# [Source]
.....

Date: Wednesday, January 28, 2009
Author: Maher Chmaytelli, Bloomberg.com

OPEC wants U.S. regulators to curtail oil trading by hedge funds and speculators who helped make last year the most volatile in crude oil markets.

Abdalla el-Badri, secretary-general of the Organization of Petroleum Exporting Countries, is seeking rules to “limit the level of speculation” by investors who buy oil without planning to use it. Oil surged 46 percent in the first half of 2008 to a record $147.27 only to plunge by the end of the year, prompting OPEC to make its biggest ever supply cuts.

“OPEC has repeatedly called for the need to reduce the role of excessive speculative activity in the market,” el-Badri, who will attend this week’s World Economic Forum in Davos, Switzerland, said in an e-mailed response to questions. “Today, it is impossible to know who is actually buying and selling oil futures.”

While U.S. congressional leaders proposed legislation to curtail speculation as rising oil caused gasoline to reach $4 a gallon last summer, regulators at the Commodity Futures Trading Commission are divided over the role of hedge funds in last year’s surge in prices. A series of OPEC supply cuts failed to boost prices as demand weakened in what may be the worst global recession in the postwar era.

.....

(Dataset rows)
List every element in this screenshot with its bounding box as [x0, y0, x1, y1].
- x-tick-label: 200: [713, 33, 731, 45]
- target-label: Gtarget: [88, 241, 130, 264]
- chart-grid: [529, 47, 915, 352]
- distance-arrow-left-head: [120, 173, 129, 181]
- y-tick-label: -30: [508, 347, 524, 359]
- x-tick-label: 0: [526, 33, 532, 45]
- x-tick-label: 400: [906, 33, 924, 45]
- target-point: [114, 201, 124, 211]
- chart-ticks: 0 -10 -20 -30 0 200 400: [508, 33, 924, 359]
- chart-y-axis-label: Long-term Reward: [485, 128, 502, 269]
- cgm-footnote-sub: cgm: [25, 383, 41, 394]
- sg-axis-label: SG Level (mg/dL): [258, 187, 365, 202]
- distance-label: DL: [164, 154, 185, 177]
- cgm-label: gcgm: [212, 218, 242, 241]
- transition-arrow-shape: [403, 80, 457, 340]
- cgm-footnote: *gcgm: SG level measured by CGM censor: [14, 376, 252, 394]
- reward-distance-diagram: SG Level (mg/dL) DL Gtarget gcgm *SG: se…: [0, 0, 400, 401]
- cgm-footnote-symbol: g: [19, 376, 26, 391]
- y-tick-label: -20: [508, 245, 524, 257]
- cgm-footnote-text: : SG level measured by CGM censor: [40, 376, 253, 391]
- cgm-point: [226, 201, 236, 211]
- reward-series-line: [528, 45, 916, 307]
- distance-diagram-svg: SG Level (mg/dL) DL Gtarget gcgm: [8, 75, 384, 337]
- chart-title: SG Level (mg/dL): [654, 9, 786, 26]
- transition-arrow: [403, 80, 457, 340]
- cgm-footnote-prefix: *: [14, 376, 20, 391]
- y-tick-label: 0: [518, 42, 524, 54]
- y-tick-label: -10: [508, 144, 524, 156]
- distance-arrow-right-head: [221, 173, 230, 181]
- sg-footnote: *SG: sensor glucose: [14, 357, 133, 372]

.....

# [Work to complete]
**a)** Render this sentence from the OPEC article in Spanish: "Today, it is impossible to know who is actually buying and selling oil futures."
**b)** In the OPEC article, what record price did oil reach during the first half of 2008?
**c)** Name every organization mentioned in the body of the OPEC article, leaving out the author line.

# [Per-task answers]
**a)** Hoy en día, es imposible saber quién está realmente comprando y vendiendo futuros de petróleo.

**b)** $147.27

**c)** Organization of Petroleum Exporting Countries (OPEC), World Economic Forum, Commodity Futures Trading Commission